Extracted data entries
● ● ● ●
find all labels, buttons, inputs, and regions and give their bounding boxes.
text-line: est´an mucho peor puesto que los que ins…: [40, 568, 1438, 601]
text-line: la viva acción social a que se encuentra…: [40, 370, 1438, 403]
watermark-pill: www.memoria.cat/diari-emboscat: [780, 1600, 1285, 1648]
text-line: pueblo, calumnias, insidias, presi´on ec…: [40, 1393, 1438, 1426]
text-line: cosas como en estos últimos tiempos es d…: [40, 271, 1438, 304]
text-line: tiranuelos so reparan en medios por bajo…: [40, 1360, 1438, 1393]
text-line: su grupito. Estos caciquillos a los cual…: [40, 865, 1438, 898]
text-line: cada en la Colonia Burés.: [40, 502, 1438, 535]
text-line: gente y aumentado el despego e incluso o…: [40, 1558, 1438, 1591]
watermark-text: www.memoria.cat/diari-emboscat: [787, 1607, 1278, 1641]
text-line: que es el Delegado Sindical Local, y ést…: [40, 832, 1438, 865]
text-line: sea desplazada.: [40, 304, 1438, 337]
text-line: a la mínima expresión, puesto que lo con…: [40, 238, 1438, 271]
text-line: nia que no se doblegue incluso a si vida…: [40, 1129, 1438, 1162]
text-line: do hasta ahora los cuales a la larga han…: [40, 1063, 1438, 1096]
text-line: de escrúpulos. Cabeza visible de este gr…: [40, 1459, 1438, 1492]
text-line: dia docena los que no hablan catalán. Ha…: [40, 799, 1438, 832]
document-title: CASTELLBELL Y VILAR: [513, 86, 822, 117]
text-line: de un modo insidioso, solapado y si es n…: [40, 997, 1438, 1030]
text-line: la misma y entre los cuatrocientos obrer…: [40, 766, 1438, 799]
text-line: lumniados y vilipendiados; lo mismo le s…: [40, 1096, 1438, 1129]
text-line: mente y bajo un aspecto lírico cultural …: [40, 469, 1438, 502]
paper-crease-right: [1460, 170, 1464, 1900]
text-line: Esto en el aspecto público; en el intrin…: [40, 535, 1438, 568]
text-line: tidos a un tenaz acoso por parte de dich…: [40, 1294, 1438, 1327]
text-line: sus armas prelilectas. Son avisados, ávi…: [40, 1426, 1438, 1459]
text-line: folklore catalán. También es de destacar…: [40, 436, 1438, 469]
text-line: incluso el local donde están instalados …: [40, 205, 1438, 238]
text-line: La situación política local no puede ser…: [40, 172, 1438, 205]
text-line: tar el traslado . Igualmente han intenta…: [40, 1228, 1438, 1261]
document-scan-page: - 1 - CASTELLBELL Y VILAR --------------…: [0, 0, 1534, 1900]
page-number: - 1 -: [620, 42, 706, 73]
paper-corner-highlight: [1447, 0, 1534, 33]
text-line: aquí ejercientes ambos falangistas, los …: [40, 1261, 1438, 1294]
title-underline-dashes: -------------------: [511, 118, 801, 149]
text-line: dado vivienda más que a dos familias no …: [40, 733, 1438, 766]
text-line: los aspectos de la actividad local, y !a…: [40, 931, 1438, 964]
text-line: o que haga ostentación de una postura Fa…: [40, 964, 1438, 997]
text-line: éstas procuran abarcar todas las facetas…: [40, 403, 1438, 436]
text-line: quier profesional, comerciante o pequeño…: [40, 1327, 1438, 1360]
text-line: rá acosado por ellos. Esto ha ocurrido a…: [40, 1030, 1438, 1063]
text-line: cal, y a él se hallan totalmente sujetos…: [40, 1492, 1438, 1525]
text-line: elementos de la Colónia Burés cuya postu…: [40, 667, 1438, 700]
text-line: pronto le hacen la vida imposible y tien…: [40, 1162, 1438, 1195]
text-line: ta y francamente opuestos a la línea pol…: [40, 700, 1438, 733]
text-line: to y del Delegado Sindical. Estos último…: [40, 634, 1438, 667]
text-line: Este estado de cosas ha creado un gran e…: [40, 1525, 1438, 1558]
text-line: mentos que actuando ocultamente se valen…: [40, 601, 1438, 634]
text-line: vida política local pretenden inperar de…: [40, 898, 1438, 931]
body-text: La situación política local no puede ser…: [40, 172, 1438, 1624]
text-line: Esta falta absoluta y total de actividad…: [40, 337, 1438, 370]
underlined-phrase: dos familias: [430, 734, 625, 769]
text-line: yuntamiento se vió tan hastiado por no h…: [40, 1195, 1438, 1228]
● ● ● ●
TASK INSTRUCTIONS
Render every one of the lines above as a JSON list of strings, one string per line, leaving out any blank lines.

RESPONSE BELOW
[
  "find all labels, buttons, inputs, and regions and give their bounding boxes.",
  "text-line: est´an mucho peor puesto que los que ins…: [40, 568, 1438, 601]",
  "text-line: la viva acción social a que se encuentra…: [40, 370, 1438, 403]",
  "watermark-pill: www.memoria.cat/diari-emboscat: [780, 1600, 1285, 1648]",
  "text-line: pueblo, calumnias, insidias, presi´on ec…: [40, 1393, 1438, 1426]",
  "text-line: cosas como en estos últimos tiempos es d…: [40, 271, 1438, 304]",
  "text-line: tiranuelos so reparan en medios por bajo…: [40, 1360, 1438, 1393]",
  "text-line: su grupito. Estos caciquillos a los cual…: [40, 865, 1438, 898]",
  "text-line: cada en la Colonia Burés.: [40, 502, 1438, 535]",
  "text-line: gente y aumentado el despego e incluso o…: [40, 1558, 1438, 1591]",
  "watermark-text: www.memoria.cat/diari-emboscat: [787, 1607, 1278, 1641]",
  "text-line: que es el Delegado Sindical Local, y ést…: [40, 832, 1438, 865]",
  "text-line: sea desplazada.: [40, 304, 1438, 337]",
  "text-line: a la mínima expresión, puesto que lo con…: [40, 238, 1438, 271]",
  "text-line: nia que no se doblegue incluso a si vida…: [40, 1129, 1438, 1162]",
  "text-line: do hasta ahora los cuales a la larga han…: [40, 1063, 1438, 1096]",
  "text-line: de escrúpulos. Cabeza visible de este gr…: [40, 1459, 1438, 1492]",
  "text-line: dia docena los que no hablan catalán. Ha…: [40, 799, 1438, 832]",
  "document-title: CASTELLBELL Y VILAR: [513, 86, 822, 117]",
  "text-line: de un modo insidioso, solapado y si es n…: [40, 997, 1438, 1030]",
  "text-line: la misma y entre los cuatrocientos obrer…: [40, 766, 1438, 799]",
  "text-line: lumniados y vilipendiados; lo mismo le s…: [40, 1096, 1438, 1129]",
  "text-line: mente y bajo un aspecto lírico cultural …: [40, 469, 1438, 502]",
  "paper-crease-right: [1460, 170, 1464, 1900]",
  "text-line: Esto en el aspecto público; en el intrin…: [40, 535, 1438, 568]",
  "text-line: tidos a un tenaz acoso por parte de dich…: [40, 1294, 1438, 1327]",
  "text-line: sus armas prelilectas. Son avisados, ávi…: [40, 1426, 1438, 1459]",
  "text-line: folklore catalán. También es de destacar…: [40, 436, 1438, 469]",
  "text-line: incluso el local donde están instalados …: [40, 205, 1438, 238]",
  "text-line: La situación política local no puede ser…: [40, 172, 1438, 205]",
  "text-line: tar el traslado . Igualmente han intenta…: [40, 1228, 1438, 1261]",
  "document-scan-page: - 1 - CASTELLBELL Y VILAR --------------…: [0, 0, 1534, 1900]",
  "page-number: - 1 -: [620, 42, 706, 73]",
  "paper-corner-highlight: [1447, 0, 1534, 33]",
  "text-line: aquí ejercientes ambos falangistas, los …: [40, 1261, 1438, 1294]",
  "title-underline-dashes: -------------------: [511, 118, 801, 149]",
  "text-line: dado vivienda más que a dos familias no …: [40, 733, 1438, 766]",
  "text-line: los aspectos de la actividad local, y !a…: [40, 931, 1438, 964]",
  "text-line: o que haga ostentación de una postura Fa…: [40, 964, 1438, 997]",
  "text-line: éstas procuran abarcar todas las facetas…: [40, 403, 1438, 436]",
  "text-line: quier profesional, comerciante o pequeño…: [40, 1327, 1438, 1360]",
  "text-line: rá acosado por ellos. Esto ha ocurrido a…: [40, 1030, 1438, 1063]",
  "text-line: cal, y a él se hallan totalmente sujetos…: [40, 1492, 1438, 1525]",
  "text-line: elementos de la Colónia Burés cuya postu…: [40, 667, 1438, 700]",
  "text-line: pronto le hacen la vida imposible y tien…: [40, 1162, 1438, 1195]",
  "text-line: ta y francamente opuestos a la línea pol…: [40, 700, 1438, 733]",
  "text-line: to y del Delegado Sindical. Estos último…: [40, 634, 1438, 667]",
  "text-line: Este estado de cosas ha creado un gran e…: [40, 1525, 1438, 1558]",
  "text-line: mentos que actuando ocultamente se valen…: [40, 601, 1438, 634]",
  "text-line: vida política local pretenden inperar de…: [40, 898, 1438, 931]",
  "body-text: La situación política local no puede ser…: [40, 172, 1438, 1624]",
  "text-line: Esta falta absoluta y total de actividad…: [40, 337, 1438, 370]",
  "underlined-phrase: dos familias: [430, 734, 625, 769]",
  "text-line: yuntamiento se vió tan hastiado por no h…: [40, 1195, 1438, 1228]"
]